Task to complete: The records below must be output exactly, without pictures.

========================================================================

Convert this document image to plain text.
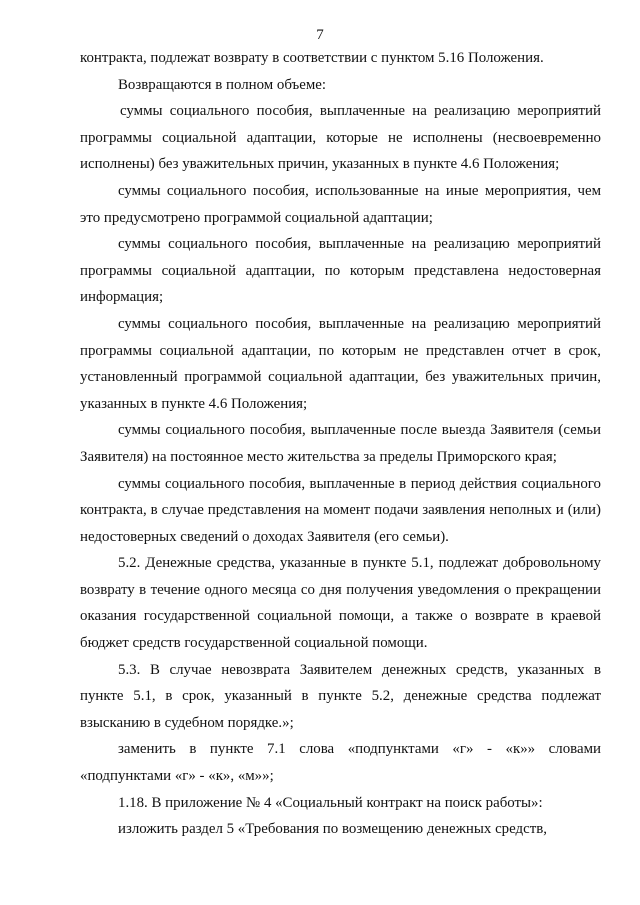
7

контракта, подлежат возврату в соответствии с пунктом 5.16 Положения.

Возвращаются в полном объеме:

суммы социального пособия, выплаченные на реализацию мероприятий программы социальной адаптации, которые не исполнены (несвоевременно исполнены) без уважительных причин, указанных в пункте 4.6 Положения;

суммы социального пособия, использованные на иные мероприятия, чем это предусмотрено программой социальной адаптации;

суммы социального пособия, выплаченные на реализацию мероприятий программы социальной адаптации, по которым представлена недостоверная информация;

суммы социального пособия, выплаченные на реализацию мероприятий программы социальной адаптации, по которым не представлен отчет в срок, установленный программой социальной адаптации, без уважительных причин, указанных в пункте 4.6 Положения;

суммы социального пособия, выплаченные после выезда Заявителя (семьи Заявителя) на постоянное место жительства за пределы Приморского края;

суммы социального пособия, выплаченные в период действия социального контракта, в случае представления на момент подачи заявления неполных и (или) недостоверных сведений о доходах Заявителя (его семьи).

5.2. Денежные средства, указанные в пункте 5.1, подлежат добровольному возврату в течение одного месяца со дня получения уведомления о прекращении оказания государственной социальной помощи, а также о возврате в краевой бюджет средств государственной социальной помощи.

5.3. В случае невозврата Заявителем денежных средств, указанных в пункте 5.1, в срок, указанный в пункте 5.2, денежные средства подлежат взысканию в судебном порядке.»;

заменить в пункте 7.1 слова «подпунктами «г» - «к»» словами «подпунктами «г» - «к», «м»»;

1.18. В приложение № 4 «Социальный контракт на поиск работы»:

изложить раздел 5 «Требования по возмещению денежных средств,
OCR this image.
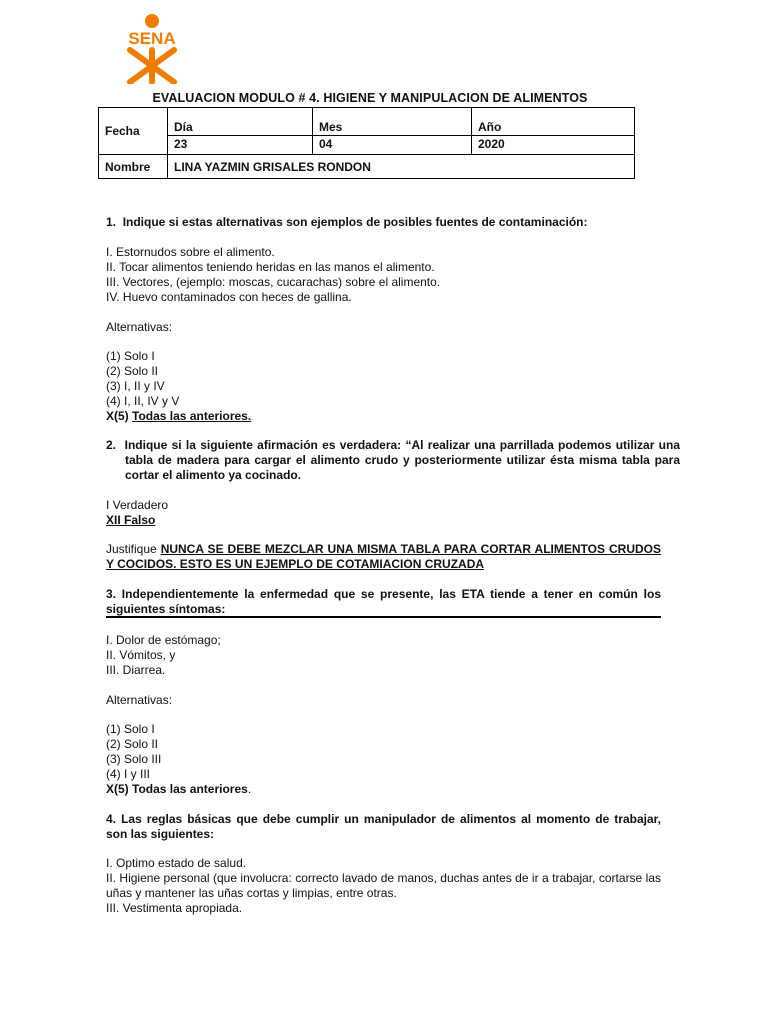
SENA
EVALUACION MODULO # 4. HIGIENE Y MANIPULACION DE ALIMENTOS
Fecha	Día	Mes	Año
	23	04	2020
Nombre	LINA YAZMIN GRISALES RONDON		
1. Indique si estas alternativas son ejemplos de posibles fuentes de contaminación:
I. Estornudos sobre el alimento.
II. Tocar alimentos teniendo heridas en las manos el alimento.
III. Vectores, (ejemplo: moscas, cucarachas) sobre el alimento.
IV. Huevo contaminados con heces de gallina.
Alternativas:
(1) Solo I
(2) Solo II
(3) I, II y IV
(4) I, II, IV y V
X(5) Todas las anteriores.
2. Indique si la siguiente afirmación es verdadera: “Al realizar una parrillada podemos utilizar una tabla de madera para cargar el alimento crudo y posteriormente utilizar ésta misma tabla para cortar el alimento ya cocinado.
I Verdadero
XII Falso
Justifique NUNCA SE DEBE MEZCLAR UNA MISMA TABLA PARA CORTAR ALIMENTOS CRUDOS Y COCIDOS. ESTO ES UN EJEMPLO DE COTAMIACION CRUZADA
3. Independientemente la enfermedad que se presente, las ETA tiende a tener en común los siguientes síntomas:
I. Dolor de estómago;
II. Vómitos, y
III. Diarrea.
Alternativas:
(1) Solo I
(2) Solo II
(3) Solo III
(4) I y III
X(5) Todas las anteriores.
4. Las reglas básicas que debe cumplir un manipulador de alimentos al momento de trabajar, son las siguientes:
I. Optimo estado de salud.
II. Higiene personal (que involucra: correcto lavado de manos, duchas antes de ir a trabajar, cortarse las uñas y mantener las uñas cortas y limpias, entre otras.
III. Vestimenta apropiada.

========================================================================

Correct result:
Convert this document image to plain text.
7

контракта, подлежат возврату в соответствии с пунктом 5.16 Положения.

Возвращаются в полном объеме:

суммы социального пособия, выплаченные на реализацию мероприятий программы социальной адаптации, которые не исполнены (несвоевременно исполнены) без уважительных причин, указанных в пункте 4.6 Положения;

суммы социального пособия, использованные на иные мероприятия, чем это предусмотрено программой социальной адаптации;

суммы социального пособия, выплаченные на реализацию мероприятий программы социальной адаптации, по которым представлена недостоверная информация;

суммы социального пособия, выплаченные на реализацию мероприятий программы социальной адаптации, по которым не представлен отчет в срок, установленный программой социальной адаптации, без уважительных причин, указанных в пункте 4.6 Положения;

суммы социального пособия, выплаченные после выезда Заявителя (семьи Заявителя) на постоянное место жительства за пределы Приморского края;

суммы социального пособия, выплаченные в период действия социального контракта, в случае представления на момент подачи заявления неполных и (или) недостоверных сведений о доходах Заявителя (его семьи).

5.2. Денежные средства, указанные в пункте 5.1, подлежат добровольному возврату в течение одного месяца со дня получения уведомления о прекращении оказания государственной социальной помощи, а также о возврате в краевой бюджет средств государственной социальной помощи.

5.3. В случае невозврата Заявителем денежных средств, указанных в пункте 5.1, в срок, указанный в пункте 5.2, денежные средства подлежат взысканию в судебном порядке.»;

заменить в пункте 7.1 слова «подпунктами «г» - «к»» словами «подпунктами «г» - «к», «м»»;

1.18. В приложение № 4 «Социальный контракт на поиск работы»:

изложить раздел 5 «Требования по возмещению денежных средств,
OCR this image.
SENA
EVALUACION MODULO # 4. HIGIENE Y MANIPULACION DE ALIMENTOS
Fecha	Día	Mes	Año
	23	04	2020
Nombre	LINA YAZMIN GRISALES RONDON		
1. Indique si estas alternativas son ejemplos de posibles fuentes de contaminación:
I. Estornudos sobre el alimento.
II. Tocar alimentos teniendo heridas en las manos el alimento.
III. Vectores, (ejemplo: moscas, cucarachas) sobre el alimento.
IV. Huevo contaminados con heces de gallina.
Alternativas:
(1) Solo I
(2) Solo II
(3) I, II y IV
(4) I, II, IV y V
X(5) Todas las anteriores.
2. Indique si la siguiente afirmación es verdadera: “Al realizar una parrillada podemos utilizar una tabla de madera para cargar el alimento crudo y posteriormente utilizar ésta misma tabla para cortar el alimento ya cocinado.
I Verdadero
XII Falso
Justifique NUNCA SE DEBE MEZCLAR UNA MISMA TABLA PARA CORTAR ALIMENTOS CRUDOS Y COCIDOS. ESTO ES UN EJEMPLO DE COTAMIACION CRUZADA
3. Independientemente la enfermedad que se presente, las ETA tiende a tener en común los siguientes síntomas:
I. Dolor de estómago;
II. Vómitos, y
III. Diarrea.
Alternativas:
(1) Solo I
(2) Solo II
(3) Solo III
(4) I y III
X(5) Todas las anteriores.
4. Las reglas básicas que debe cumplir un manipulador de alimentos al momento de trabajar, son las siguientes:
I. Optimo estado de salud.
II. Higiene personal (que involucra: correcto lavado de manos, duchas antes de ir a trabajar, cortarse las uñas y mantener las uñas cortas y limpias, entre otras.
III. Vestimenta apropiada.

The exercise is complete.